◆ PROMPT: According to the passage on public opinion research, in what year was Walter Lippmann's Public Opinion published?

Carlos Mendez had been at Meridian Research Group for three weeks when he first asked the question out loud. He was staring at a crosstab printout — approval ratings sliced by age, region, and education — and something nagged at him. He walked down the hallway to Vivian Park's office, knocked, and waited.
"Dr. Park, can I ask you something that might sound stupid?"
Vivian looked up from her monitor. After twenty-six years in survey methodology — first at Ohio State, then at a think tank, now running Meridian — she had learned that the best questions usually begin with that apology. "There are no stupid questions in this office," she said. "Only expensive ones."
Carlos laughed nervously. "Okay. So — when we report public opinion, what exactly are we reporting? Like, does public opinion actually exist? Or are we kind of... making it up?"
Vivian set down her coffee. She had been waiting for a junior analyst to ask this for years. Most of them just learned the software and never looked behind the curtain.
"Close the door," she said. "This is going to take a while."
The Founding Paradox
Before we can measure public opinion, we have to decide what it is. That turns out to be harder than it sounds — so hard, in fact, that some of the sharpest minds in political science have spent careers arguing that "public opinion" as we normally use the term is largely a fiction, a convenient shorthand for something far messier and more contingent than any poll result suggests.
This is not a counsel of despair. Understanding the paradox at the heart of public opinion research makes you a better analyst, a more honest communicator, and a sharper critic of the data you encounter every day. It also, as Carlos discovered, makes the work more interesting.
Let's start with the definition problem.
What Do We Mean by "Public Opinion"?
The phrase has been in use since at least the eighteenth century, when Enlightenment thinkers invoked "the tribunal of public opinion" as a check on arbitrary power. For Jean-Jacques Rousseau, something like the general will — a collective rational judgment — was the source of legitimate government. For James Madison, writing in Federalist No. 49, "the reason of the public" was the only legitimate authority over the Constitution.
These are normative claims about what public opinion should be: reasoned, stable, aggregated through deliberation. They are not descriptive claims about what public opinion actually is when you start asking a random sample of Americans what they think about the federal budget.
The modern, empirical study of public opinion begins — roughly — with Walter Lippmann's Public Opinion, published in 1922. Lippmann's argument was, at its core, deeply skeptical. Citizens, he observed, do not directly experience the complex social reality they are asked to have opinions about. They experience a "pseudo-environment" — a simplified, stereotyped, emotionally colored picture of the world constructed largely by media and elite communication. Lippmann was not arguing that public opinion doesn't exist; he was arguing that what citizens hold in their heads is not the rational, well-informed judgment that democratic theory requires.
This is where the tension begins. Lippmann's critique did not stop pollsters from measuring public opinion — if anything, it intensified the drive to measure it, on the theory that systematic measurement would at least give us a clearer picture of what the public actually thought, whatever that was. But it did establish a persistent anxiety at the center of the field: what exactly are we measuring when we ask someone a survey question?

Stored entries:
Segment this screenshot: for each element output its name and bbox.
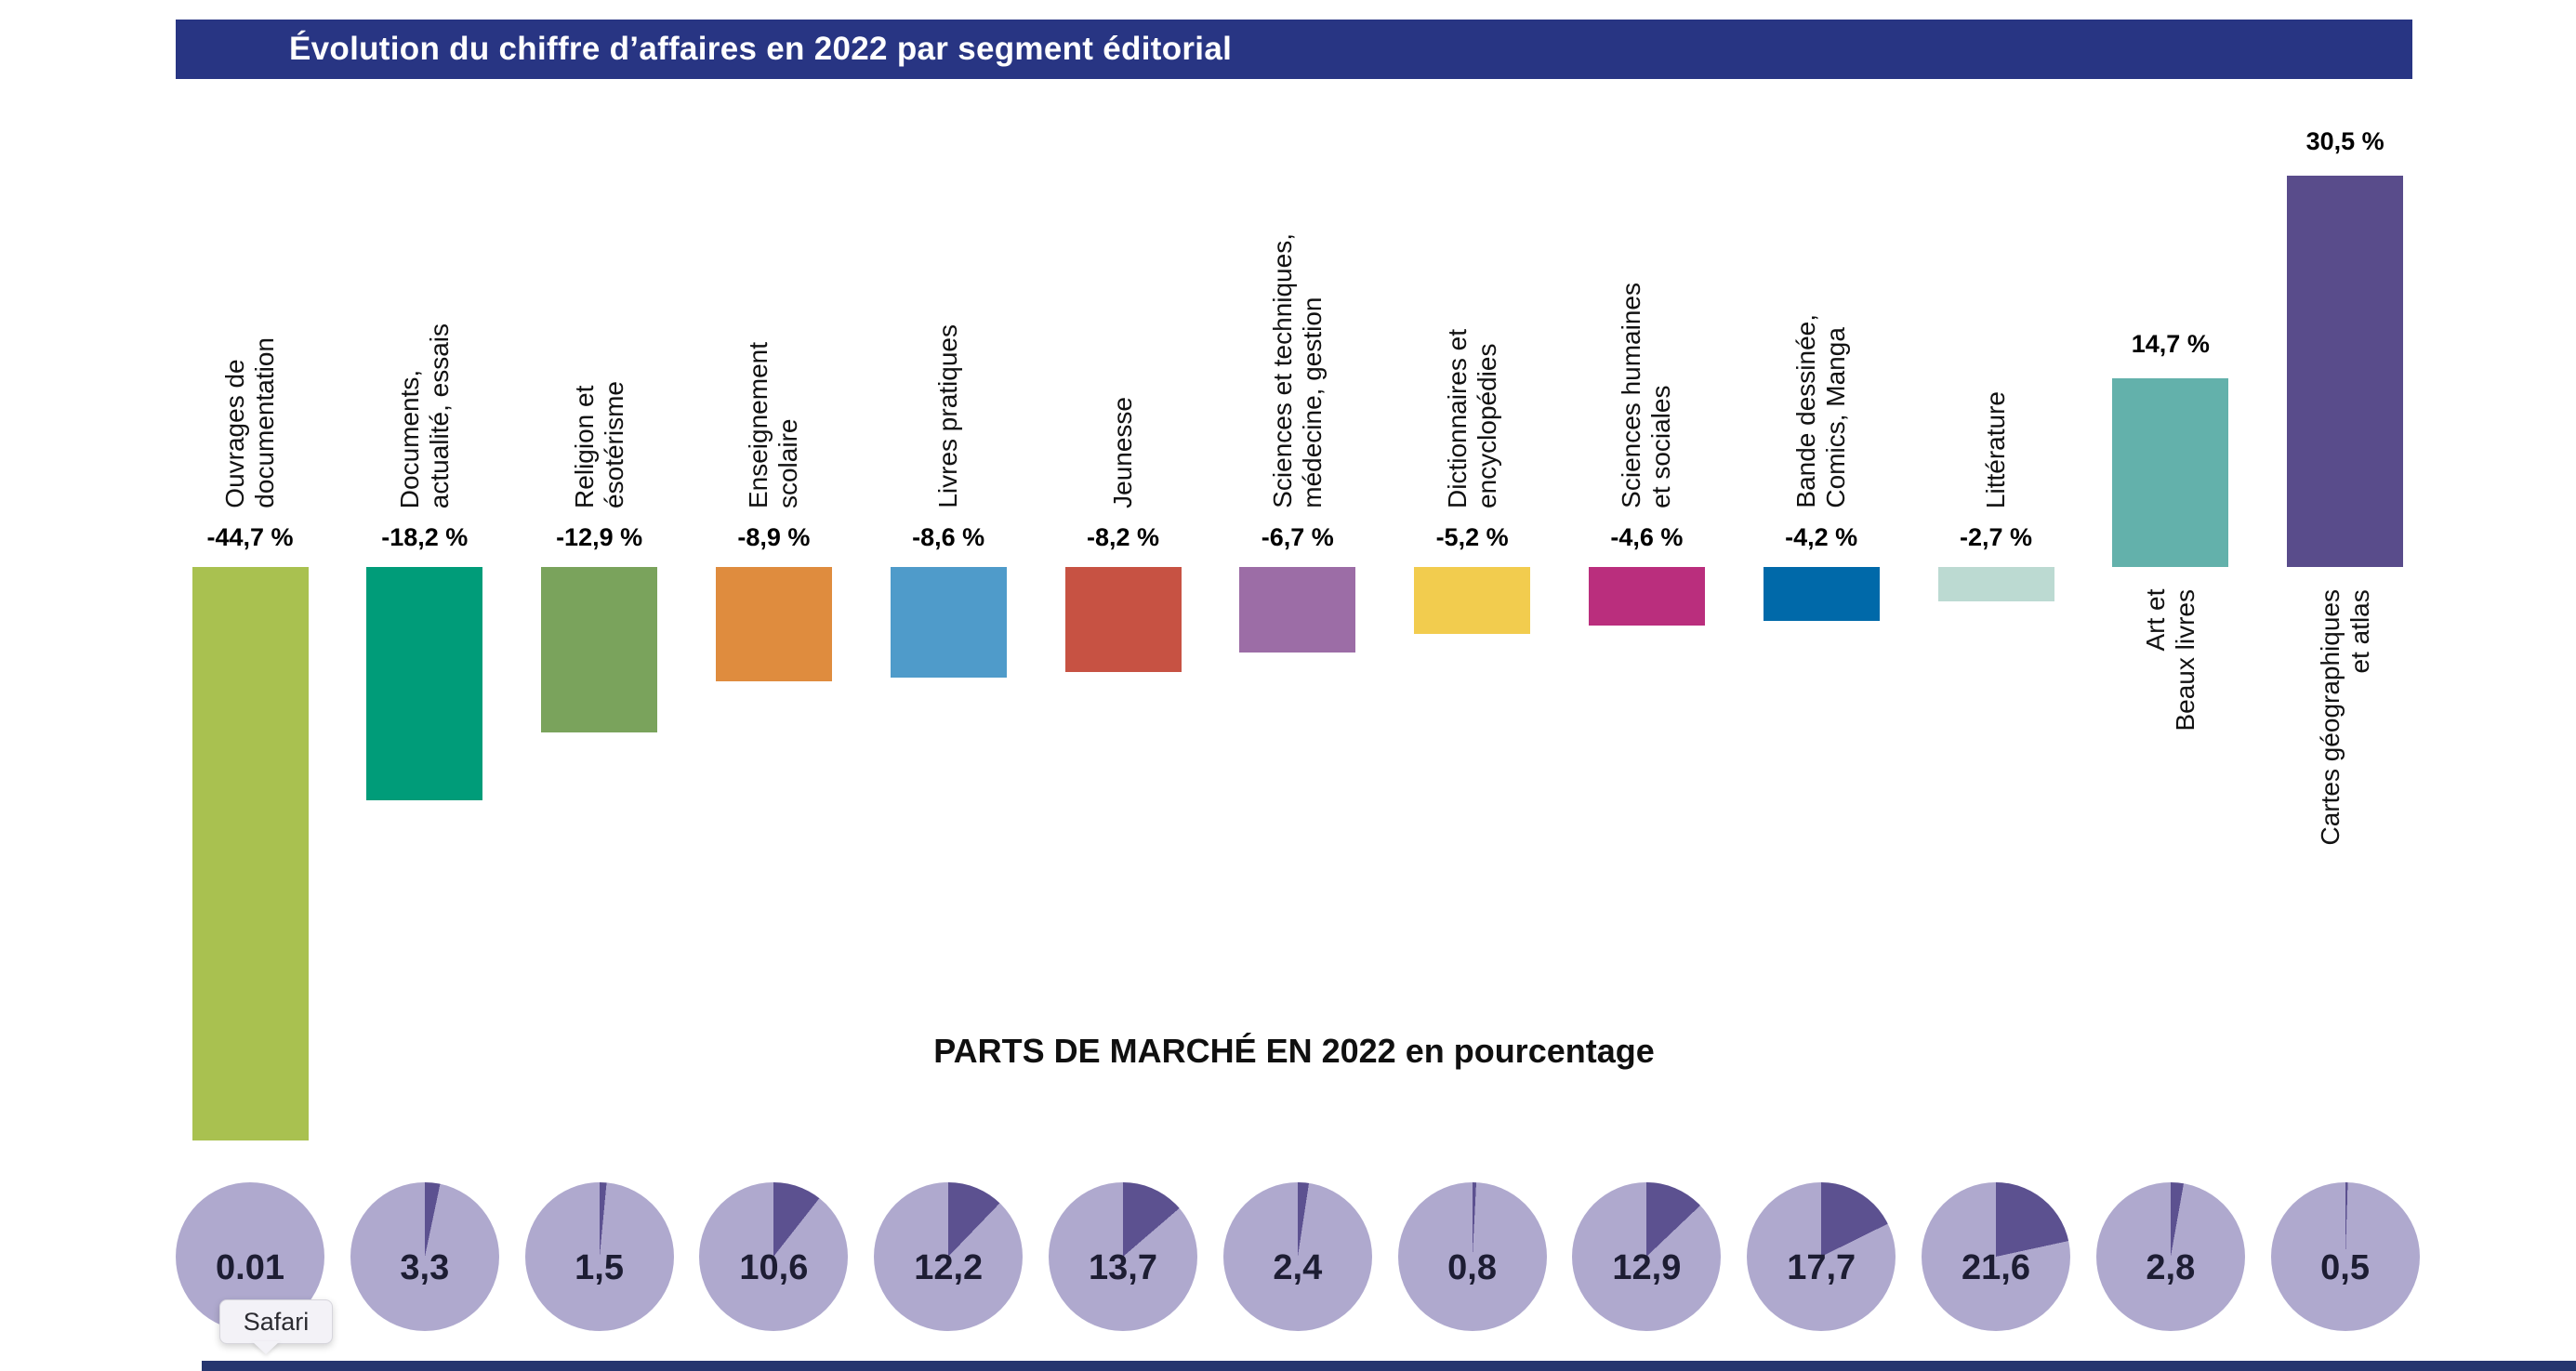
market-share-pie-dictionnaires-encyclopedies: 0,8 [1397, 1182, 1547, 1331]
segment-header: Bande dessinée, Comics, Manga -4,2 % [1730, 56, 1912, 552]
market-share-value: 2,8 [2146, 1247, 2196, 1287]
market-share-value: 13,7 [1089, 1247, 1157, 1287]
bar-dictionnaires-encyclopedies [1414, 567, 1531, 634]
bar-bande-dessinee-comics-manga [1763, 567, 1880, 621]
market-share-pie-jeunesse: 13,7 [1049, 1182, 1197, 1331]
market-share-pie-bande-dessinee-comics-manga: 17,7 [1747, 1182, 1896, 1331]
segment-header: Sciences et techniques, médecine, gestio… [1207, 56, 1389, 552]
market-share-value: 0,5 [2320, 1247, 2370, 1287]
dock-tooltip-label: Safari [243, 1307, 310, 1336]
market-share-value: 10,6 [739, 1247, 809, 1287]
evolution-value: -8,9 % [737, 523, 811, 551]
market-share-value: 2,4 [1273, 1247, 1323, 1287]
segment-header: Littérature -2,7 % [1905, 56, 2087, 552]
segment-header: Jeunesse -8,2 % [1032, 56, 1214, 552]
evolution-value: -4,2 % [1785, 523, 1858, 551]
evolution-value: -18,2 % [381, 523, 469, 551]
bar-ouvrages-de-documentation [192, 567, 309, 1140]
evolution-value: -4,6 % [1610, 523, 1684, 551]
bar-cartes-geographiques-et-atlas [2287, 176, 2404, 567]
segment-header: Sciences humaines et sociales -4,6 % [1555, 56, 1737, 552]
chart-title: Évolution du chiffre d’affaires en 2022 … [289, 31, 1233, 67]
bar-religion-et-esoterisme [541, 567, 658, 733]
market-share-value: 1,5 [575, 1247, 624, 1287]
bar-sciences-techniques-medecine-gestion [1239, 567, 1356, 653]
bar-sciences-humaines-sociales [1588, 567, 1705, 626]
segment-header: Enseignement scolaire -8,9 % [682, 56, 865, 552]
evolution-value: -5,2 % [1435, 523, 1509, 551]
evolution-value: 30,5 % [2305, 127, 2384, 156]
market-share-value: 0,8 [1447, 1247, 1497, 1287]
chart-title-bar: Évolution du chiffre d’affaires en 2022 … [176, 20, 2412, 79]
bar-documents-actualite-essais [366, 567, 483, 801]
bar-enseignement-scolaire [715, 567, 832, 681]
evolution-value: 14,7 % [2131, 330, 2210, 359]
bar-jeunesse [1064, 567, 1182, 673]
market-share-pie-litterature: 21,6 [1922, 1182, 2070, 1331]
market-share-pie-enseignement-scolaire: 10,6 [699, 1182, 849, 1331]
market-share-value: 12,9 [1612, 1247, 1682, 1287]
evolution-value: -8,6 % [912, 523, 985, 551]
market-share-pie-sciences-techniques-medecine-gestion: 2,4 [1222, 1182, 1372, 1331]
market-share-pie-sciences-humaines-sociales: 12,9 [1572, 1182, 1722, 1331]
market-share-value: 12,2 [914, 1247, 984, 1287]
market-share-pie-religion-et-esoterisme: 1,5 [524, 1182, 674, 1331]
evolution-value: -2,7 % [1959, 523, 2033, 551]
market-share-title: PARTS DE MARCHÉ EN 2022 en pourcentage [933, 1032, 1655, 1070]
evolution-value: -8,2 % [1086, 523, 1160, 551]
market-share-value: 0.01 [216, 1247, 284, 1287]
segment-header: Religion et ésotérisme -12,9 % [509, 56, 691, 552]
market-share-pie-documents-actualite-essais: 3,3 [350, 1182, 499, 1331]
market-share-pie-art-et-beaux-livres: 2,8 [2095, 1182, 2245, 1331]
background-window-edge [202, 1361, 2576, 1371]
market-share-pie-cartes-geographiques-et-atlas: 0,5 [2270, 1182, 2420, 1331]
segment-header: Ouvrages de documentation -44,7 % [159, 56, 341, 552]
market-share-value: 21,6 [1962, 1247, 2030, 1287]
market-share-pie-livres-pratiques: 12,2 [874, 1182, 1024, 1331]
segment-header: Documents, actualité, essais -18,2 % [334, 56, 516, 552]
evolution-value: -6,7 % [1261, 523, 1334, 551]
evolution-value: -44,7 % [206, 523, 294, 551]
tooltip-arrow-icon [252, 1341, 280, 1354]
market-share-value: 3,3 [400, 1247, 450, 1287]
bar-art-et-beaux-livres [2112, 378, 2229, 567]
bar-litterature [1937, 567, 2054, 602]
segment-header: Livres pratiques -8,6 % [857, 56, 1039, 552]
dock-tooltip: Safari [219, 1299, 333, 1354]
segment-header: Dictionnaires et encyclopédies -5,2 % [1381, 56, 1564, 552]
bar-livres-pratiques [890, 567, 1007, 678]
evolution-value: -12,9 % [556, 523, 643, 551]
market-share-value: 17,7 [1787, 1247, 1856, 1287]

◆ ANSWER TO THE TASK: 1922